Records shown |
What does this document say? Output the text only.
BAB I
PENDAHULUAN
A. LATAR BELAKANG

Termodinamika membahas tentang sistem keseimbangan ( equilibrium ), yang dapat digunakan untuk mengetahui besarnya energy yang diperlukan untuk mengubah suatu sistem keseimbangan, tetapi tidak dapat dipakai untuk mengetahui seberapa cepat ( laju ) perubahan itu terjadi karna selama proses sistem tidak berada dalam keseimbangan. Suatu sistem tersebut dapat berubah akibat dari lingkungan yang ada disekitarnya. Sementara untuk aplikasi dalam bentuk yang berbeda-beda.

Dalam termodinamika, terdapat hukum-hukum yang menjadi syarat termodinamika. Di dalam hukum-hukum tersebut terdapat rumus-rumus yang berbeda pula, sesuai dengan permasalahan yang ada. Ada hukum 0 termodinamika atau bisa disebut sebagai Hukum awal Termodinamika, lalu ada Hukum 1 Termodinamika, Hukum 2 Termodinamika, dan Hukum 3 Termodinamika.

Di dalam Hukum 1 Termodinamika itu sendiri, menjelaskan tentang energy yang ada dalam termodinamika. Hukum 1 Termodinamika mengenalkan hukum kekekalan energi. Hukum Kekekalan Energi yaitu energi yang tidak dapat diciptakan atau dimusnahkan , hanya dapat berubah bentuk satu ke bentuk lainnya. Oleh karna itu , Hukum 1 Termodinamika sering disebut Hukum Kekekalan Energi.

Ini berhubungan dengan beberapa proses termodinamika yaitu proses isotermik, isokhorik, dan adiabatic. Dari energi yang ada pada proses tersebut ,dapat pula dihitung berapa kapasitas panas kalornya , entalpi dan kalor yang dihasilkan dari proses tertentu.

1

---

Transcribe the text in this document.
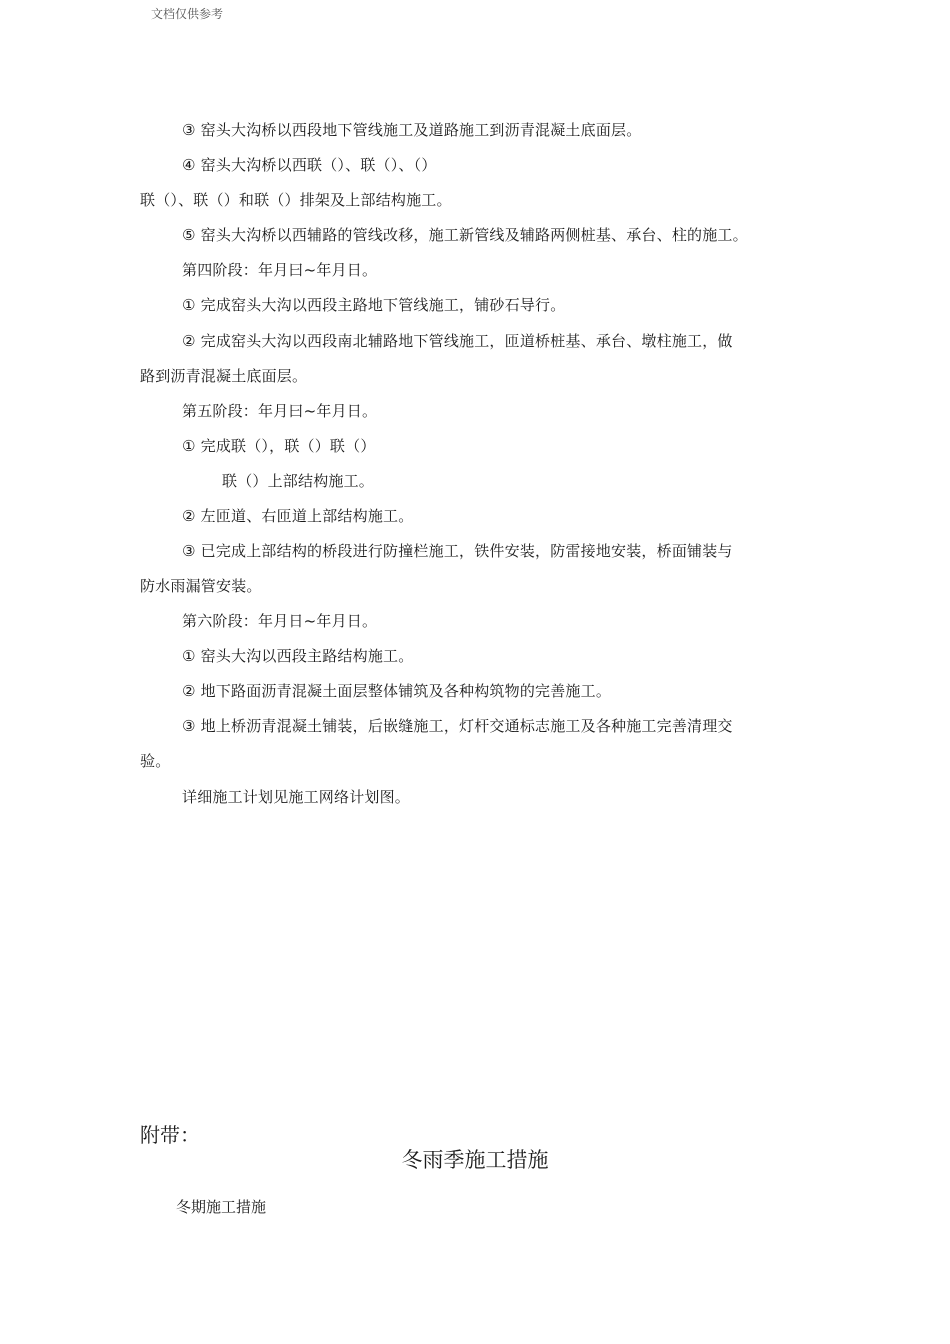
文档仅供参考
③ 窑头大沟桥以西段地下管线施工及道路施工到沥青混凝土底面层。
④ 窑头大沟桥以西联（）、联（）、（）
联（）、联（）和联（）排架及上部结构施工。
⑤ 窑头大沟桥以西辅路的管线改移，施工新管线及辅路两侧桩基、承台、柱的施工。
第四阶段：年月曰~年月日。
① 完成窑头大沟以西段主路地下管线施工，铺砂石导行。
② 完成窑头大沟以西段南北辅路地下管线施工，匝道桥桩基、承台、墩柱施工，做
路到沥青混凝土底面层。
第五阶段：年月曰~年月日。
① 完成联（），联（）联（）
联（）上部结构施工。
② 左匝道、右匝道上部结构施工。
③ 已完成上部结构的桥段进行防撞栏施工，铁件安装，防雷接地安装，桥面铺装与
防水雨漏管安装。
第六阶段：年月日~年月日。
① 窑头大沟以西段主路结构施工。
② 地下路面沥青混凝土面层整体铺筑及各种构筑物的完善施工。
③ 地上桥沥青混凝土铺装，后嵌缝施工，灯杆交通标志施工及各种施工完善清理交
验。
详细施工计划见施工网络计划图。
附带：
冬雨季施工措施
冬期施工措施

Your task | Read the entries and show each line that mentions "yang".

Answer to the exercise |
Termodinamika membahas tentang sistem keseimbangan ( equilibrium ), yang dapat digunakan untuk mengetahui besarnya energy yang diperlukan untuk mengubah suatu sistem keseimbangan, tetapi tidak dapat dipakai untuk mengetahui seberapa cepat ( laju ) perubahan itu terjadi karna selama proses sistem tidak berada dalam keseimbangan. Suatu sistem tersebut dapat berubah akibat dari lingkungan yang ada disekitarnya. Sementara untuk aplikasi dalam bentuk yang berbeda-beda.
Dalam termodinamika, terdapat hukum-hukum yang menjadi syarat termodinamika. Di dalam hukum-hukum tersebut terdapat rumus-rumus yang berbeda pula, sesuai dengan permasalahan yang ada. Ada hukum 0 termodinamika atau bisa disebut sebagai Hukum awal Termodinamika, lalu ada Hukum 1 Termodinamika, Hukum 2 Termodinamika, dan Hukum 3 Termodinamika.
Di dalam Hukum 1 Termodinamika itu sendiri, menjelaskan tentang energy yang ada dalam termodinamika. Hukum 1 Termodinamika mengenalkan hukum kekekalan energi. Hukum Kekekalan Energi yaitu energi yang tidak dapat diciptakan atau dimusnahkan , hanya dapat berubah bentuk satu ke bentuk lainnya. Oleh karna itu , Hukum 1 Termodinamika sering disebut Hukum Kekekalan Energi.
Ini berhubungan dengan beberapa proses termodinamika yaitu proses isotermik, isokhorik, dan adiabatic. Dari energi yang ada pada proses tersebut ,dapat pula dihitung berapa kapasitas panas kalornya , entalpi dan kalor yang dihasilkan dari proses tertentu.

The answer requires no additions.